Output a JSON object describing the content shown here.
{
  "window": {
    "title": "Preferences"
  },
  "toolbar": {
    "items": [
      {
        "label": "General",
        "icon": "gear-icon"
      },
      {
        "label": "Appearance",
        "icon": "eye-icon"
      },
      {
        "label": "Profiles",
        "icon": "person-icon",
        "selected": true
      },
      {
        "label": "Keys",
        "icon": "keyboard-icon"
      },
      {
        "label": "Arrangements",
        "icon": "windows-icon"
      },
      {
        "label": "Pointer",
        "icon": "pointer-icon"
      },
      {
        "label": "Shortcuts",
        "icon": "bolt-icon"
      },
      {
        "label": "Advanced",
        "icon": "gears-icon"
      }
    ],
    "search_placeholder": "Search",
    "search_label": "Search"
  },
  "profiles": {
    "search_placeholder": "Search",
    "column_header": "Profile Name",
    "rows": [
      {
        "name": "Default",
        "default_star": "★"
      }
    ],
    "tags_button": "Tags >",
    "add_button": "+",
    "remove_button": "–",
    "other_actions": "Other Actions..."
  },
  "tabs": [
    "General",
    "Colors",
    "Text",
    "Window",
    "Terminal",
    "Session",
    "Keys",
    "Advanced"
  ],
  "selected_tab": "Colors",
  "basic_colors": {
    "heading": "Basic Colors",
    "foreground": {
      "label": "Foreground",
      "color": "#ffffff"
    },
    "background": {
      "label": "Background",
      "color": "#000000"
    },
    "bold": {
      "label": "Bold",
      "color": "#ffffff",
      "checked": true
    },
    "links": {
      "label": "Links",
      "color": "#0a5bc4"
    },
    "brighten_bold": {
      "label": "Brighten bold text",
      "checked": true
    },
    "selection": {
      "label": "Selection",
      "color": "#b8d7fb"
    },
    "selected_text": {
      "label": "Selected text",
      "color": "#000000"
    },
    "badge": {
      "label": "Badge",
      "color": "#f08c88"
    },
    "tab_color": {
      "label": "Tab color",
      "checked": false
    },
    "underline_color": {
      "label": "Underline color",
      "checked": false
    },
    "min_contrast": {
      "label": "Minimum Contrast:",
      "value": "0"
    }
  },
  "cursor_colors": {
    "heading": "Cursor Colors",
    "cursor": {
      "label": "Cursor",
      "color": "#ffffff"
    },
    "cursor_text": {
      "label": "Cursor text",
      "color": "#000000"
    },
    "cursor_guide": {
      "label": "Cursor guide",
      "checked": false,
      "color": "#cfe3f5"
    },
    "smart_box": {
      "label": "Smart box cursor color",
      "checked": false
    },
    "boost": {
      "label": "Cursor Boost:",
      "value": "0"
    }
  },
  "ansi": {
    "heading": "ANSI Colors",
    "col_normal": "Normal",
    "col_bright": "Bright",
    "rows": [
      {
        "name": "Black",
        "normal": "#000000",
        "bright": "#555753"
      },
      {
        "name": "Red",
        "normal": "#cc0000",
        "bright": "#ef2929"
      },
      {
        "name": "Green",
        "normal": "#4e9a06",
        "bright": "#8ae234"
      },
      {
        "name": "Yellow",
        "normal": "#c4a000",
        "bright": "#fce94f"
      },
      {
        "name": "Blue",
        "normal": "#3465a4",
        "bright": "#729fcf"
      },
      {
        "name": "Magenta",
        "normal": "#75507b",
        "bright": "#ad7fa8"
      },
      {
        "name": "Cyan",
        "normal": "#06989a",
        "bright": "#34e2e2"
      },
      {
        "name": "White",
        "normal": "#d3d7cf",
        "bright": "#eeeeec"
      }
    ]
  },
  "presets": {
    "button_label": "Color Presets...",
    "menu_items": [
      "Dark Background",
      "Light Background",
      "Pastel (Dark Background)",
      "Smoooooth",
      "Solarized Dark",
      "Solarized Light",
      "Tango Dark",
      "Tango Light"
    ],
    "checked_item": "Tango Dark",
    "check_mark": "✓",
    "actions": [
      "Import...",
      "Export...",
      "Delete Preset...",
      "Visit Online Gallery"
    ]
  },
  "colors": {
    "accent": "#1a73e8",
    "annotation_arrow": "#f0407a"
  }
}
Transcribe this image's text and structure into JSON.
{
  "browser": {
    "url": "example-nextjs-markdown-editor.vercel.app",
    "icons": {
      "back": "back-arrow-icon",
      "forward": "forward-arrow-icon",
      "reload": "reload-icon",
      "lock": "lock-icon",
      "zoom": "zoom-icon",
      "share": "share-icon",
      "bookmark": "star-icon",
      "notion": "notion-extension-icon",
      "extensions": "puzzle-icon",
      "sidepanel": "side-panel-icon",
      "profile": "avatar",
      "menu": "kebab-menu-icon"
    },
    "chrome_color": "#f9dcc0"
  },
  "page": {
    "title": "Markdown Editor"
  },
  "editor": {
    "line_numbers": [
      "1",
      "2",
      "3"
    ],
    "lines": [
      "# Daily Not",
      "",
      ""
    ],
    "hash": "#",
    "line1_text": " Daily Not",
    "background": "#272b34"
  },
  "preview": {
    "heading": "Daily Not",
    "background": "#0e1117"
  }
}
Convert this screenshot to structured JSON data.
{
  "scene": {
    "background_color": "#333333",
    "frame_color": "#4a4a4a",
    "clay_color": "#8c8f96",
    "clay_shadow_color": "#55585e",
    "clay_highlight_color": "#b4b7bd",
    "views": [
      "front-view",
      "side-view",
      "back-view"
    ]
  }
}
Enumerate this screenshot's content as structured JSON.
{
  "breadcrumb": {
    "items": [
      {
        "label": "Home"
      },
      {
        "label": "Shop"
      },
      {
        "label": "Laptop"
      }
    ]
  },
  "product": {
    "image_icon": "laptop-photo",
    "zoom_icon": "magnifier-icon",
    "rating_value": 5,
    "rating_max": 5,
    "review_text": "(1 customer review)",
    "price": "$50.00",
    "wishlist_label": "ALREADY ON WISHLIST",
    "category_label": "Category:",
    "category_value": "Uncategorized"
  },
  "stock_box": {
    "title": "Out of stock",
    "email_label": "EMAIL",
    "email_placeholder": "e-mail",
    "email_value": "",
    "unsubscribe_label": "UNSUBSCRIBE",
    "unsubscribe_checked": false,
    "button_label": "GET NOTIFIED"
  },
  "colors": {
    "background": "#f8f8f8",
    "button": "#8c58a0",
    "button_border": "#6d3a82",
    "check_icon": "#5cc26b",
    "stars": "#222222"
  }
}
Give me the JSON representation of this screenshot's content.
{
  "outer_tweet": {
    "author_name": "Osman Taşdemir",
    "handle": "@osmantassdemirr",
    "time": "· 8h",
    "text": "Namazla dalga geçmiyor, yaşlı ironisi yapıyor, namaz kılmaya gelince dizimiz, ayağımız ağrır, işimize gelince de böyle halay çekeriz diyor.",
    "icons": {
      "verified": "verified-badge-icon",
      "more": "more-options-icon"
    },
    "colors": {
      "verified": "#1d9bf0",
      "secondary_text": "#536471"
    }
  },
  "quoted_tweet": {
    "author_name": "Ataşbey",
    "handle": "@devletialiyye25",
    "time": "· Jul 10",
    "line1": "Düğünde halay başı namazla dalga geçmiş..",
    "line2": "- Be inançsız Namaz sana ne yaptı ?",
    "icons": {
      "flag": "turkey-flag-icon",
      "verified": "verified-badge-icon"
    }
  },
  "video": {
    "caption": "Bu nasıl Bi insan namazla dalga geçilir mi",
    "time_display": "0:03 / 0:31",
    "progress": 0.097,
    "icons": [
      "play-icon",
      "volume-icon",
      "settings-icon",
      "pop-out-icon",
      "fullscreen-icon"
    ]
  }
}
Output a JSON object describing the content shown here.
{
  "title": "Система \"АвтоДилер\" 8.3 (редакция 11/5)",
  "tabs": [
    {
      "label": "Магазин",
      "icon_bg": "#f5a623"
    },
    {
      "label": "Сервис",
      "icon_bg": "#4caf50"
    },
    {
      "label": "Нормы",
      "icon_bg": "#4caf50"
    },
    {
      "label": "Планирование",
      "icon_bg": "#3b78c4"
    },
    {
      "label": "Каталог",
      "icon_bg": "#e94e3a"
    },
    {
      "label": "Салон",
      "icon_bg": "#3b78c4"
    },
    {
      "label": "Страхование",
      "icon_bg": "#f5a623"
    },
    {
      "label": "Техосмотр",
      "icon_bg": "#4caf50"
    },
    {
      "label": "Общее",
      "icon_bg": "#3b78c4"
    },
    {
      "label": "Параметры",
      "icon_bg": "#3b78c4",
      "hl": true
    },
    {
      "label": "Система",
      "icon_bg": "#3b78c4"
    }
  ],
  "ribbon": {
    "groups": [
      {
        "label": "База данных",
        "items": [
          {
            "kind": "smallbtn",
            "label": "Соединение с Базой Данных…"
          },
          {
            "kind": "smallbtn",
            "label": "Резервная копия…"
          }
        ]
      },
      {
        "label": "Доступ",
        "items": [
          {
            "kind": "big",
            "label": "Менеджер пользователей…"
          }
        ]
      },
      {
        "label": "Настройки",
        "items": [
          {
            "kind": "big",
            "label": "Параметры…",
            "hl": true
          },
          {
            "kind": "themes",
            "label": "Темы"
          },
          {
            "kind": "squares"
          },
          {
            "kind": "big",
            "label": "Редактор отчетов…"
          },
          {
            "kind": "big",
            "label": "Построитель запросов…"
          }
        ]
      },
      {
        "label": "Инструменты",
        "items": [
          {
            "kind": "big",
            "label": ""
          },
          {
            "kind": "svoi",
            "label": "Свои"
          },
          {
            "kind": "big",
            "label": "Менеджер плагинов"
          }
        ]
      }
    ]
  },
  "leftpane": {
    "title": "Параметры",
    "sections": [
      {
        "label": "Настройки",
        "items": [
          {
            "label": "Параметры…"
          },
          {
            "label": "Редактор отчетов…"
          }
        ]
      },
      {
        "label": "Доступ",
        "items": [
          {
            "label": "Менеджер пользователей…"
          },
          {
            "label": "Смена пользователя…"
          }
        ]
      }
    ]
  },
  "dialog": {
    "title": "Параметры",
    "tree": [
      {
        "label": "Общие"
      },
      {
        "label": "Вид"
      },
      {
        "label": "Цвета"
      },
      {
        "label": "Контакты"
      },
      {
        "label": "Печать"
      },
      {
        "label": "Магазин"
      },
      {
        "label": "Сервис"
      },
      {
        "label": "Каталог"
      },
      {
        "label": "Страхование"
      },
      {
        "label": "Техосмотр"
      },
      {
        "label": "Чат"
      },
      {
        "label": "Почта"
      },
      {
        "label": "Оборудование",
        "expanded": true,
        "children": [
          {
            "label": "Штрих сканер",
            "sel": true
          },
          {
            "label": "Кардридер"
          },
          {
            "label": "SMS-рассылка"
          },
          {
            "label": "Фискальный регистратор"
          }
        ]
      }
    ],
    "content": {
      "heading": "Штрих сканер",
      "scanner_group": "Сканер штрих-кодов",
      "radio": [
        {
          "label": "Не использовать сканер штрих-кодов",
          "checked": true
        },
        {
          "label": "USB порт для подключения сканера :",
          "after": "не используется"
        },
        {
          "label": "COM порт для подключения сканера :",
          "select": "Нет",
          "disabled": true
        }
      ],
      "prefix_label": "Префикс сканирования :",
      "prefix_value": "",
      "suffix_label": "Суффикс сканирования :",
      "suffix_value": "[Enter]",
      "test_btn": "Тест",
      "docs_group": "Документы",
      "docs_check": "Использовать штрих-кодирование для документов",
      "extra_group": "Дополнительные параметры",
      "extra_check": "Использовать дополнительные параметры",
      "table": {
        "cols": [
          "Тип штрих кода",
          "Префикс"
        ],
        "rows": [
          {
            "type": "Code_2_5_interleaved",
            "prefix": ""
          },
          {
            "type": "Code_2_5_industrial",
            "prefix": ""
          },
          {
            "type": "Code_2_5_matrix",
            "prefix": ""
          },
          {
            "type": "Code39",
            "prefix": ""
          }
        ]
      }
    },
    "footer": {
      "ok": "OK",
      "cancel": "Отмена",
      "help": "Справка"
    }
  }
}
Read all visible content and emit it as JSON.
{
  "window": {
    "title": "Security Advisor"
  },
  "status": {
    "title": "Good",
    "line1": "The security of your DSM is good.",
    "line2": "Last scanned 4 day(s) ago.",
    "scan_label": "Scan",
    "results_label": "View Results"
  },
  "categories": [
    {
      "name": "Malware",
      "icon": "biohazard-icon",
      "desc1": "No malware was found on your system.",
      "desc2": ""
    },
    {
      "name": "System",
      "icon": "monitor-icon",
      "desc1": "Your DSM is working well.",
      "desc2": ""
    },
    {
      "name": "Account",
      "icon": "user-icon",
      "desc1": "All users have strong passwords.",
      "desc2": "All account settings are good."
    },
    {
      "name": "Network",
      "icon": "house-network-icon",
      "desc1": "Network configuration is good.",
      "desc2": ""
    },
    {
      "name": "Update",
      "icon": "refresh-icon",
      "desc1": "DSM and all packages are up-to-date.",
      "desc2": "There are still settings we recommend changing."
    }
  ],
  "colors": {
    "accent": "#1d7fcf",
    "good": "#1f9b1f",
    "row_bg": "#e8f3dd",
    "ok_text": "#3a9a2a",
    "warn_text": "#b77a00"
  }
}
::::::::
In the records above, find each line holding "сканирования" and copy it.

● **ANSWER TO THE EXERCISE**
      "prefix_label": "Префикс сканирования :",
      "suffix_label": "Суффикс сканирования :",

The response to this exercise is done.